* EXERCISE TASK *
Render the material again word for word, skipping the pictures in it.

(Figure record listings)
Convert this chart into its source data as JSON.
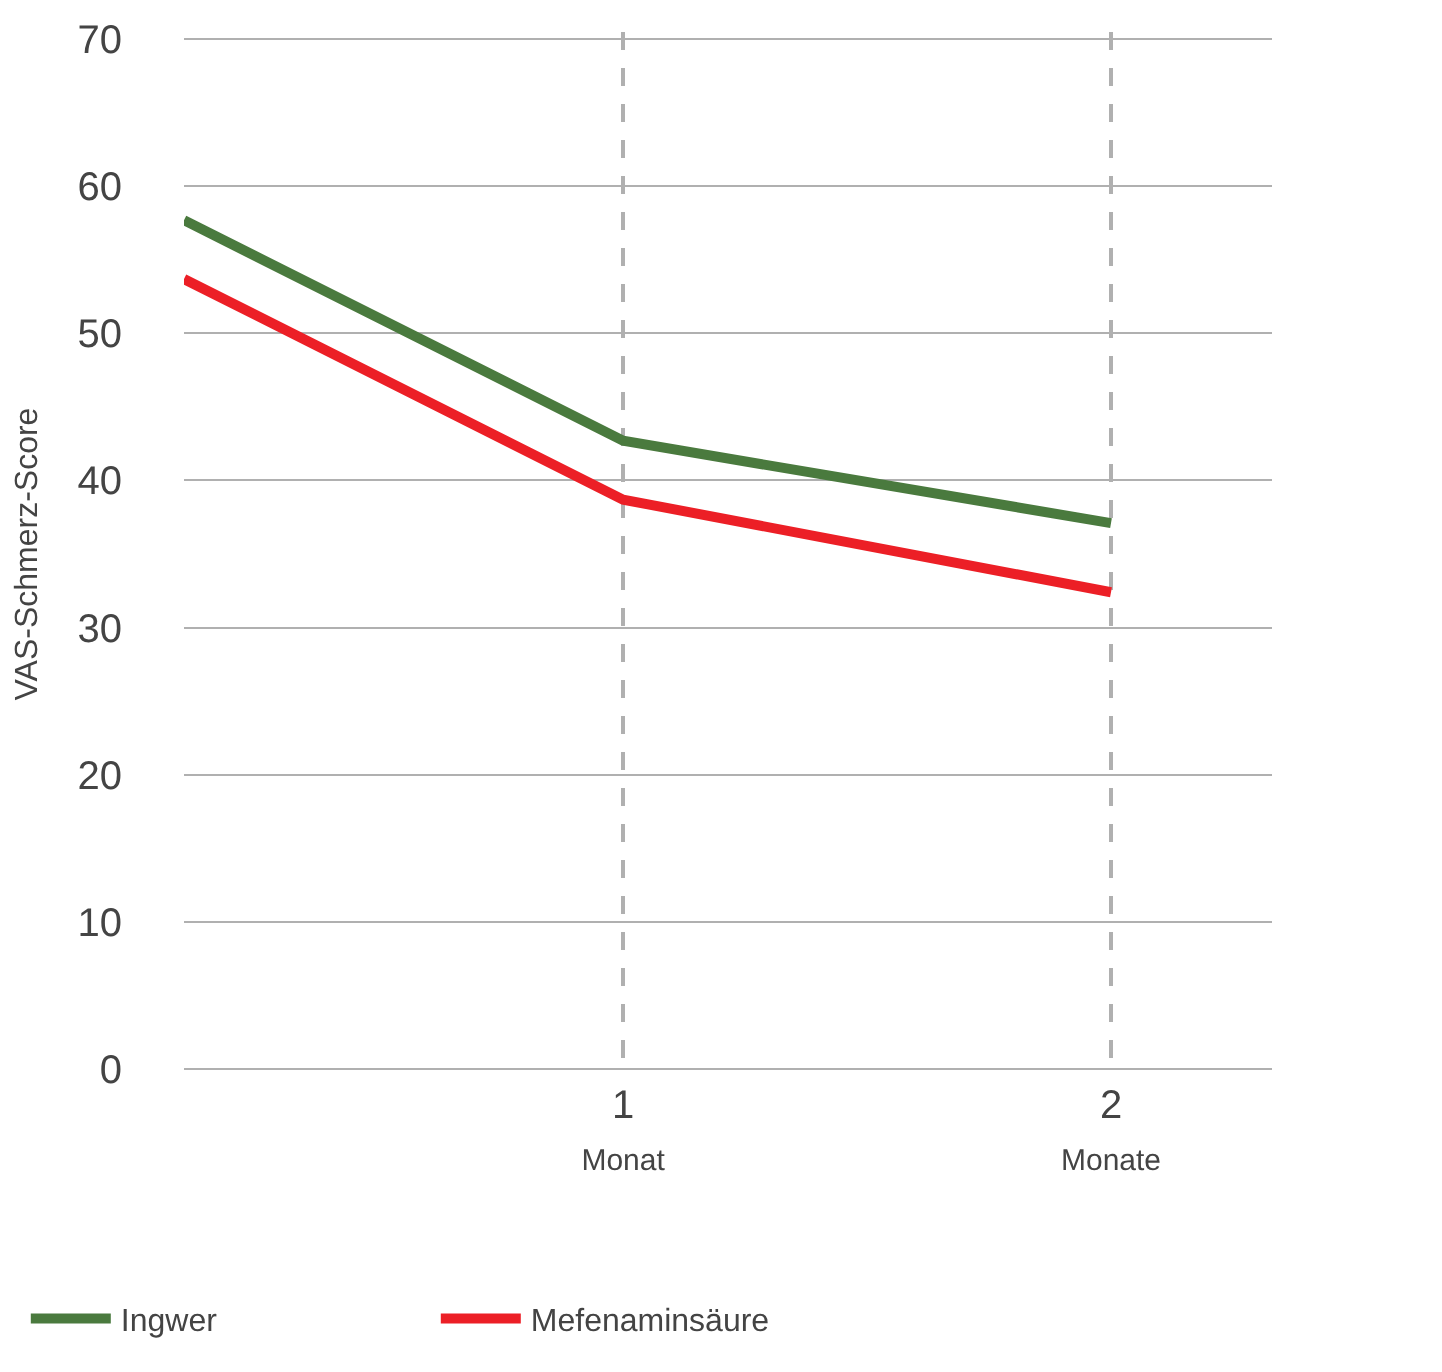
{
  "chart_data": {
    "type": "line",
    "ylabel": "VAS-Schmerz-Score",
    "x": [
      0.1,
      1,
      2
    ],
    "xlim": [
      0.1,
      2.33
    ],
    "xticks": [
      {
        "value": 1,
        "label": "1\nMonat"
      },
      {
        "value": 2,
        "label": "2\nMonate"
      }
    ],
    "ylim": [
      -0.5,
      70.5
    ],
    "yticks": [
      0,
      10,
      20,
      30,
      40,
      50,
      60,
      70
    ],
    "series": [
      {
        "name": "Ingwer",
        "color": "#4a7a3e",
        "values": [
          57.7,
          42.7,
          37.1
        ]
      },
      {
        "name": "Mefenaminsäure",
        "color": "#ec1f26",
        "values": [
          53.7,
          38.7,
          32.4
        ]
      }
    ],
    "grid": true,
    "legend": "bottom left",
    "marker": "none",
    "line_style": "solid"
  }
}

* FULL OUTPUT *
Convert this chart into its source data as JSON.
{
  "chart_data": {
    "type": "line",
    "ylabel": "VAS-Schmerz-Score",
    "x": [
      0.1,
      1,
      2
    ],
    "xlim": [
      0.1,
      2.33
    ],
    "xticks": [
      {
        "value": 1,
        "label": "1\nMonat"
      },
      {
        "value": 2,
        "label": "2\nMonate"
      }
    ],
    "ylim": [
      -0.5,
      70.5
    ],
    "yticks": [
      0,
      10,
      20,
      30,
      40,
      50,
      60,
      70
    ],
    "series": [
      {
        "name": "Ingwer",
        "color": "#4a7a3e",
        "values": [
          57.7,
          42.7,
          37.1
        ]
      },
      {
        "name": "Mefenaminsäure",
        "color": "#ec1f26",
        "values": [
          53.7,
          38.7,
          32.4
        ]
      }
    ],
    "grid": true,
    "legend": "bottom left",
    "marker": "none",
    "line_style": "solid"
  }
}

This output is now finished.